▶ WHAT TO WORK ON
Among the records below, find each line that includes the string "отлично" and copy it.

▶ RECORDED INFORMATION
-=-=-=-=-

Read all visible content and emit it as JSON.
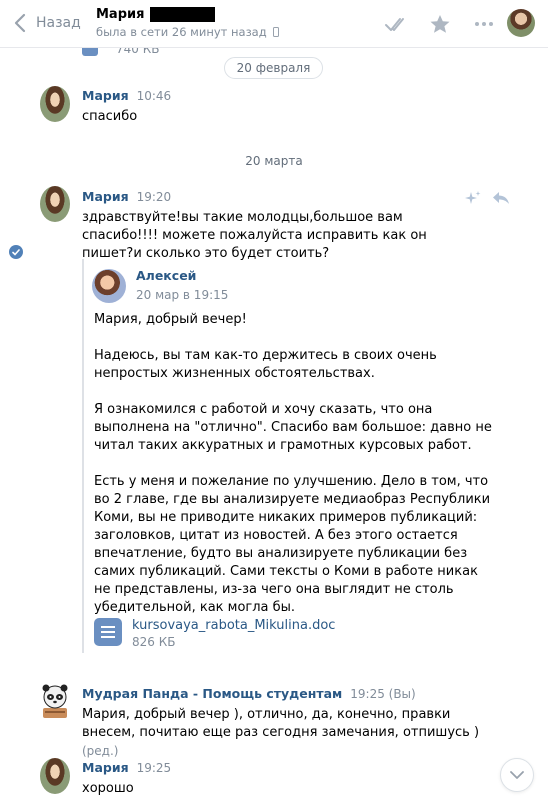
{
  "header": {
    "back_label": "Назад",
    "peer_name": "Мария",
    "peer_status": "была в сети 26 минут назад"
  },
  "feed": {
    "partial_file_size": "740 КБ",
    "date_pill": "20 февраля",
    "date_separator": "20 марта"
  },
  "messages": [
    {
      "author": "Мария",
      "time": "10:46",
      "text": "спасибо"
    },
    {
      "author": "Мария",
      "time": "19:20",
      "text": "здравствуйте!вы такие молодцы,большое вам спасибо!!!! можете пожалуйста исправить как он пишет?и сколько это будет стоить?",
      "forwarded": {
        "author": "Алексей",
        "time": "20 мар в 19:15",
        "paragraphs": [
          "Мария, добрый вечер!",
          "Надеюсь, вы там как-то держитесь в своих очень непростых жизненных обстоятельствах.",
          "Я ознакомился с работой и хочу сказать, что она выполнена на \"отлично\". Спасибо вам большое: давно не читал таких аккуратных и грамотных курсовых работ.",
          "Есть у меня и пожелание по улучшению. Дело в том, что во 2 главе, где вы анализируете медиаобраз Республики Коми, вы не приводите никаких примеров публикаций: заголовков, цитат из новостей. А без этого остается впечатление, будто вы анализируете публикации без самих публикаций. Сами тексты о Коми в работе никак не представлены, из-за чего она выглядит не столь убедительной, как могла бы."
        ],
        "attachment": {
          "name": "kursovaya_rabota_Mikulina.doc",
          "size": "826 КБ"
        }
      }
    },
    {
      "author": "Мудрая Панда - Помощь студентам",
      "time": "19:25 (Вы)",
      "text": "Мария, добрый вечер ), отлично, да, конечно, правки внесем, почитаю еще раз сегодня замечания, отпишусь )",
      "edited": "(ред.)"
    },
    {
      "author": "Мария",
      "time": "19:25",
      "text": "хорошо"
    }
  ],
  "colors": {
    "link": "#2a5885",
    "muted": "#818c99",
    "accent": "#5181b8"
  },
  "icons": [
    "chevron-left-icon",
    "phone-icon",
    "double-check-icon",
    "star-icon",
    "more-icon",
    "sparkle-icon",
    "reply-icon",
    "document-icon",
    "chevron-down-icon"
  ]
}
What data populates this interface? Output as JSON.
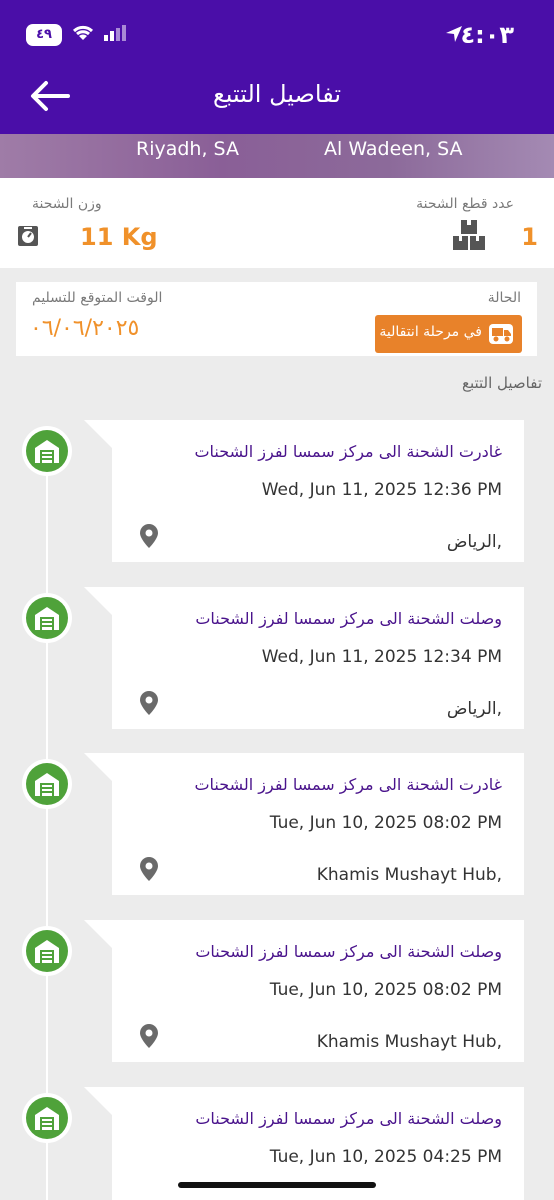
{
  "status_bar": {
    "battery": "٤٩",
    "time": "٤:٠٣"
  },
  "header": {
    "title": "تفاصيل التتبع"
  },
  "route": {
    "from": "Riyadh, SA",
    "to": "Al Wadeen, SA"
  },
  "info": {
    "weight_label": "وزن الشحنة",
    "weight_value": "11 Kg",
    "count_label": "عدد قطع الشحنة",
    "count_value": "1"
  },
  "status": {
    "eta_label": "الوقت المتوقع للتسليم",
    "eta_value": "٠٦/٠٦/٢٠٢٥",
    "state_label": "الحالة",
    "state_value": "في مرحلة انتقالية"
  },
  "section_title": "تفاصيل التتبع",
  "timeline": [
    {
      "title": "غادرت الشحنة الى مركز سمسا لفرز الشحنات",
      "date": "Wed, Jun 11, 2025 12:36 PM",
      "place": "الرياض,"
    },
    {
      "title": "وصلت الشحنة الى مركز سمسا لفرز الشحنات",
      "date": "Wed, Jun 11, 2025 12:34 PM",
      "place": "الرياض,"
    },
    {
      "title": "غادرت الشحنة الى مركز سمسا لفرز الشحنات",
      "date": "Tue, Jun 10, 2025 08:02 PM",
      "place": "Khamis Mushayt Hub,"
    },
    {
      "title": "وصلت الشحنة الى مركز سمسا لفرز الشحنات",
      "date": "Tue, Jun 10, 2025 08:02 PM",
      "place": "Khamis Mushayt Hub,"
    },
    {
      "title": "وصلت الشحنة الى مركز سمسا لفرز الشحنات",
      "date": "Tue, Jun 10, 2025 04:25 PM",
      "place": ""
    }
  ],
  "colors": {
    "header": "#4a0ea8",
    "accent": "#f0912a",
    "badge": "#e8822a",
    "marker": "#4fa23a"
  },
  "icons": [
    "back-arrow-icon",
    "scale-icon",
    "boxes-icon",
    "truck-icon",
    "warehouse-icon",
    "location-pin-icon"
  ]
}
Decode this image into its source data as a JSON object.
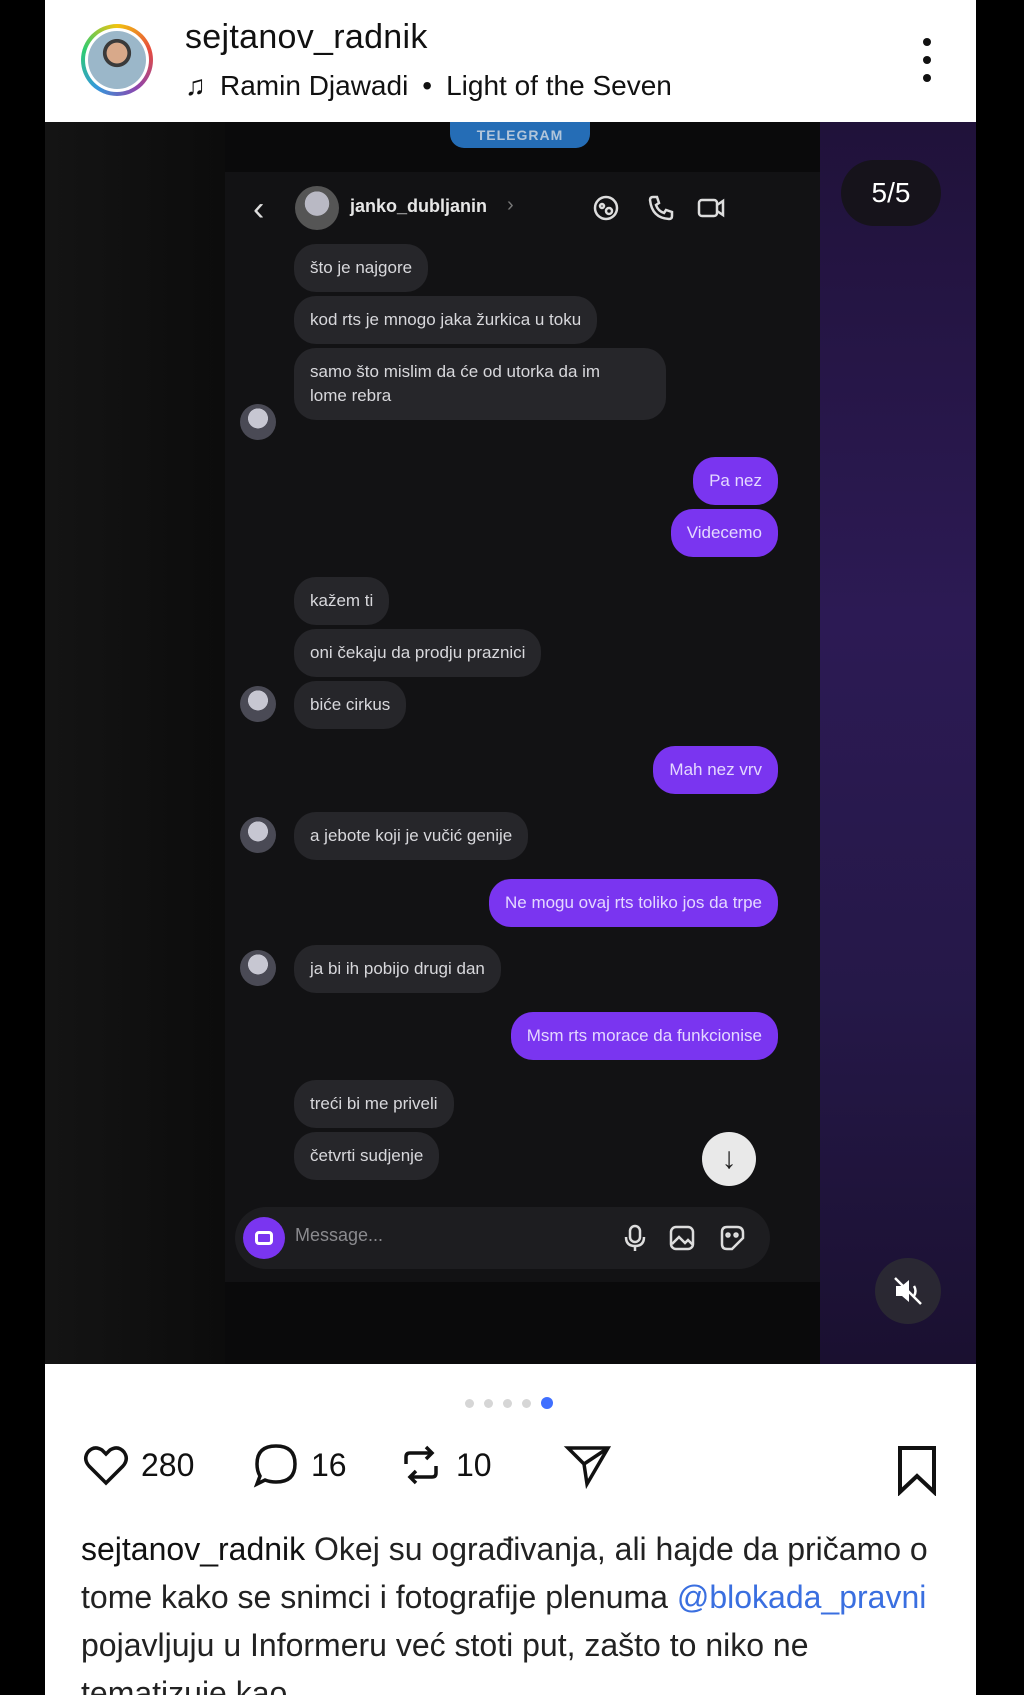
{
  "post": {
    "username": "sejtanov_radnik",
    "music": {
      "artist": "Ramin Djawadi",
      "separator": "•",
      "track": "Light of the Seven"
    }
  },
  "media": {
    "counter": "5/5",
    "telegram_label": "TELEGRAM",
    "chat": {
      "contact_name": "janko_dubljanin",
      "composer_placeholder": "Message...",
      "messages": [
        {
          "dir": "in",
          "text": "što je najgore"
        },
        {
          "dir": "in",
          "text": "kod rts je mnogo jaka žurkica u toku"
        },
        {
          "dir": "in",
          "text": "samo što mislim da će od utorka da im\nlome rebra"
        },
        {
          "dir": "out",
          "text": "Pa nez"
        },
        {
          "dir": "out",
          "text": "Videcemo"
        },
        {
          "dir": "in",
          "text": "kažem ti"
        },
        {
          "dir": "in",
          "text": "oni čekaju da prodju praznici"
        },
        {
          "dir": "in",
          "text": "biće cirkus"
        },
        {
          "dir": "out",
          "text": "Mah nez vrv"
        },
        {
          "dir": "in",
          "text": "a jebote koji je vučić genije"
        },
        {
          "dir": "out",
          "text": "Ne mogu ovaj rts toliko jos da trpe"
        },
        {
          "dir": "in",
          "text": "ja bi ih pobijo drugi dan"
        },
        {
          "dir": "out",
          "text": "Msm rts morace da funkcionise"
        },
        {
          "dir": "in",
          "text": "treći bi me priveli"
        },
        {
          "dir": "in",
          "text": "četvrti sudjenje"
        }
      ]
    },
    "carousel": {
      "total": 5,
      "active_index": 4
    }
  },
  "actions": {
    "likes": "280",
    "comments": "16",
    "reposts": "10"
  },
  "caption": {
    "username": "sejtanov_radnik",
    "text_before_mention": " Okej su ograđivanja, ali hajde da pričamo o tome kako se snimci i fotografije plenuma ",
    "mention": "@blokada_pravni",
    "text_after_mention": " pojavljuju u Informeru već stoti put, zašto to niko ne tematizuje kao"
  },
  "colors": {
    "accent_purple": "#7a35f0",
    "mention_blue": "#3a6fe0",
    "active_dot": "#3f6fff"
  }
}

-=-=-=-=-

▶ EXERCISE OUTPUT
          "Я ознакомился с работой и хочу сказать, что она выполнена на \"отлично\". Спасибо вам большое: давно не читал таких аккуратных и грамотных курсовых работ.",
      "text": "Мария, добрый вечер ), отлично, да, конечно, правки внесем, почитаю еще раз сегодня замечания, отпишусь )",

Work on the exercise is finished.